-- Task directions --
Retype the lines of the material below, starting at the line that contains "source-line: 15</style> <box>1" and ending at the line that contains "source-code[interactable]: 01101111 01101110", with both of those lines included.

--- Begin Record set ---

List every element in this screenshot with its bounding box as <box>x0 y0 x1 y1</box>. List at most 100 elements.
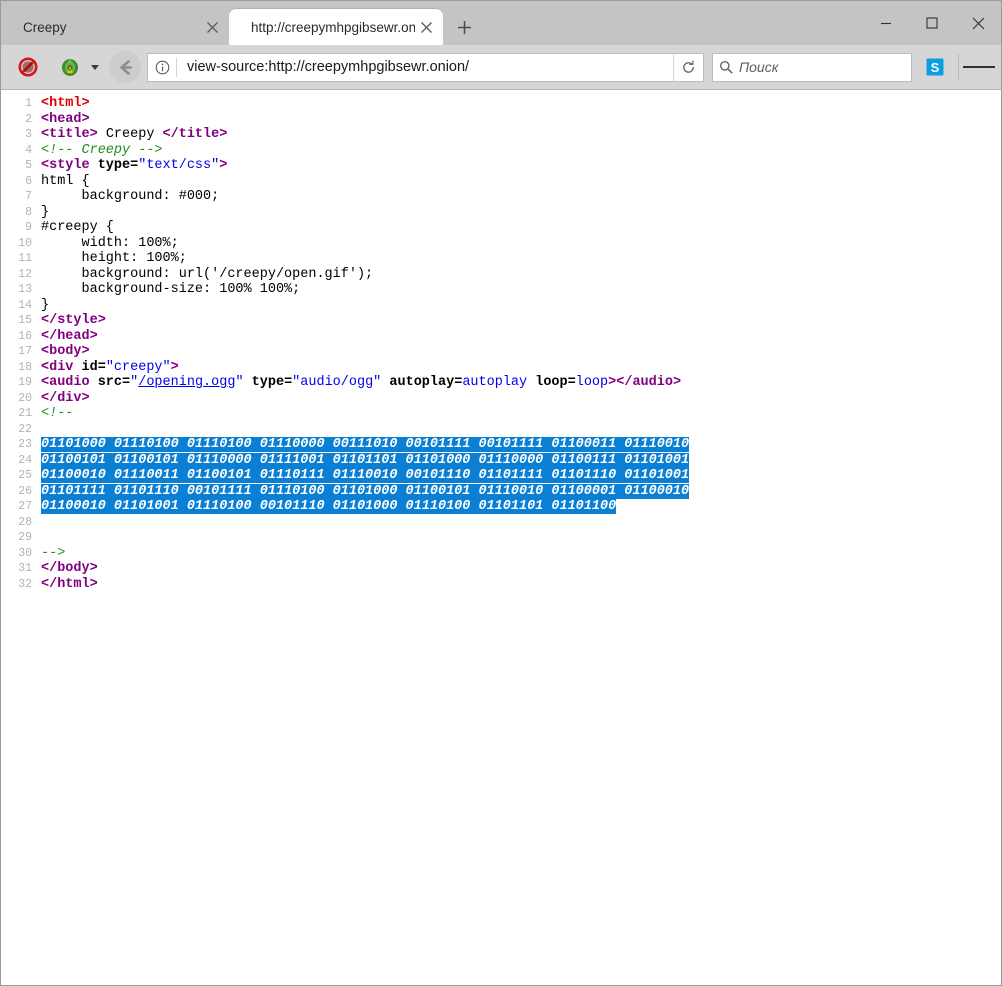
source-line: 15</style> <box>1 313 1001 329</box>
source-code[interactable]: <audio src="/opening.ogg" type="audio/og… <box>41 375 1001 391</box>
search-bar[interactable] <box>712 53 912 82</box>
tab-view-source[interactable]: http://creepymhpgibsewr.oni... <box>229 9 443 45</box>
tab-close-icon[interactable] <box>415 16 437 38</box>
source-code[interactable]: <div id="creepy"> <box>41 360 1001 376</box>
line-number: 31 <box>1 561 41 577</box>
source-line: 7 background: #000; <box>1 189 1001 205</box>
code-token: background-size: 100% 100%; <box>41 282 300 297</box>
source-code[interactable]: 01100101 01100101 01110000 01111001 0110… <box>41 453 1001 469</box>
maximize-button[interactable] <box>909 1 955 45</box>
source-code[interactable]: 01101111 01101110 00101111 01110100 0110… <box>41 484 1001 500</box>
source-code[interactable]: 01101000 01110100 01110100 01110000 0011… <box>41 437 1001 453</box>
code-token: </html> <box>41 577 98 592</box>
source-code[interactable]: <html> <box>41 96 1001 112</box>
source-code[interactable]: </head> <box>41 329 1001 345</box>
minimize-button[interactable] <box>863 1 909 45</box>
source-code[interactable]: 01100010 01101001 01110100 00101110 0110… <box>41 499 1001 515</box>
line-number: 18 <box>1 360 41 376</box>
source-code[interactable]: </style> <box>41 313 1001 329</box>
reload-icon[interactable] <box>673 54 703 81</box>
source-code[interactable]: <head> <box>41 112 1001 128</box>
line-number: 8 <box>1 205 41 221</box>
source-code[interactable]: height: 100%; <box>41 251 1001 267</box>
source-line: 20</div> <box>1 391 1001 407</box>
source-code[interactable]: } <box>41 205 1001 221</box>
line-number: 2 <box>1 112 41 128</box>
source-line: 11 height: 100%; <box>1 251 1001 267</box>
source-code[interactable]: background: #000; <box>41 189 1001 205</box>
code-token[interactable]: /opening.ogg <box>138 375 235 390</box>
line-number: 14 <box>1 298 41 314</box>
code-token: </head> <box>41 329 98 344</box>
line-number: 13 <box>1 282 41 298</box>
tab-creepy[interactable]: Creepy <box>1 9 229 45</box>
tor-button[interactable] <box>53 52 99 82</box>
source-line: 3<title> Creepy </title> <box>1 127 1001 143</box>
window-controls <box>863 1 1001 45</box>
source-line: 22 <box>1 422 1001 438</box>
code-token: background: url('/creepy/open.gif'); <box>41 267 373 282</box>
menu-line <box>963 66 974 69</box>
line-number: 11 <box>1 251 41 267</box>
code-token: <audio <box>41 375 90 390</box>
line-number: 6 <box>1 174 41 190</box>
code-token: <title> <box>41 127 98 142</box>
noscript-icon[interactable] <box>13 52 43 82</box>
code-token: loop <box>576 375 608 390</box>
code-token: <!-- <box>41 406 73 421</box>
info-circle-icon[interactable] <box>148 54 176 81</box>
code-token: html { <box>41 174 90 189</box>
new-tab-button[interactable] <box>449 12 479 42</box>
line-number: 21 <box>1 406 41 422</box>
url-text[interactable]: view-source:http://creepymhpgibsewr.onio… <box>177 59 673 75</box>
code-token: </body> <box>41 561 98 576</box>
line-number: 5 <box>1 158 41 174</box>
source-line: 8} <box>1 205 1001 221</box>
code-token: <div <box>41 360 73 375</box>
source-line: 17<body> <box>1 344 1001 360</box>
source-line: 2301101000 01110100 01110100 01110000 00… <box>1 437 1001 453</box>
tab-close-icon[interactable] <box>201 16 223 38</box>
search-input[interactable] <box>739 59 911 75</box>
hamburger-menu-icon[interactable] <box>963 51 995 83</box>
code-token: width: 100%; <box>41 236 179 251</box>
line-number: 32 <box>1 577 41 593</box>
code-token: <style <box>41 158 90 173</box>
source-code[interactable]: background: url('/creepy/open.gif'); <box>41 267 1001 283</box>
back-button[interactable] <box>109 51 141 83</box>
line-number: 15 <box>1 313 41 329</box>
source-code[interactable]: </div> <box>41 391 1001 407</box>
source-code[interactable]: <!-- <box>41 406 1001 422</box>
source-code[interactable]: 01100010 01110011 01100101 01110111 0111… <box>41 468 1001 484</box>
source-code[interactable]: html { <box>41 174 1001 190</box>
source-code[interactable]: <body> <box>41 344 1001 360</box>
source-code[interactable]: --> <box>41 546 1001 562</box>
source-code[interactable]: background-size: 100% 100%; <box>41 282 1001 298</box>
source-code[interactable]: width: 100%; <box>41 236 1001 252</box>
line-number: 30 <box>1 546 41 562</box>
line-number: 25 <box>1 468 41 484</box>
line-number: 17 <box>1 344 41 360</box>
line-number: 22 <box>1 422 41 438</box>
source-code[interactable]: #creepy { <box>41 220 1001 236</box>
code-token: autoplay <box>462 375 527 390</box>
source-code[interactable]: } <box>41 298 1001 314</box>
url-bar[interactable]: view-source:http://creepymhpgibsewr.onio… <box>147 53 704 82</box>
code-token: Creepy <box>98 127 163 142</box>
line-number: 19 <box>1 375 41 391</box>
source-code[interactable]: <style type="text/css"> <box>41 158 1001 174</box>
source-code[interactable]: </body> <box>41 561 1001 577</box>
close-button[interactable] <box>955 1 1001 45</box>
source-code[interactable]: <title> Creepy </title> <box>41 127 1001 143</box>
view-source-content[interactable]: 1<html>2<head>3<title> Creepy </title>4<… <box>1 90 1001 985</box>
skype-icon[interactable]: S <box>920 52 950 82</box>
source-line: 16</head> <box>1 329 1001 345</box>
source-line: 31</body> <box>1 561 1001 577</box>
source-line: 2601101111 01101110 00101111 01110100 01… <box>1 484 1001 500</box>
source-code[interactable]: </html> <box>41 577 1001 593</box>
line-number: 12 <box>1 267 41 283</box>
source-code[interactable]: <!-- Creepy --> <box>41 143 1001 159</box>
source-line: 5<style type="text/css"> <box>1 158 1001 174</box>
source-line: 14} <box>1 298 1001 314</box>
code-token: </div> <box>41 391 90 406</box>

--- End Record set ---

-- Final result --
source-line: 15</style> <box>1 313 1001 329</box>
source-code[interactable]: <audio src="/opening.ogg" type="audio/og… <box>41 375 1001 391</box>
search-bar[interactable] <box>712 53 912 82</box>
tab-view-source[interactable]: http://creepymhpgibsewr.oni... <box>229 9 443 45</box>
tab-close-icon[interactable] <box>415 16 437 38</box>
source-code[interactable]: <div id="creepy"> <box>41 360 1001 376</box>
line-number: 31 <box>1 561 41 577</box>
source-line: 7 background: #000; <box>1 189 1001 205</box>
code-token: background-size: 100% 100%; <box>41 282 300 297</box>
source-code[interactable]: 01100101 01100101 01110000 01111001 0110… <box>41 453 1001 469</box>
maximize-button[interactable] <box>909 1 955 45</box>
source-code[interactable]: 01101111 01101110 00101111 01110100 0110… <box>41 484 1001 500</box>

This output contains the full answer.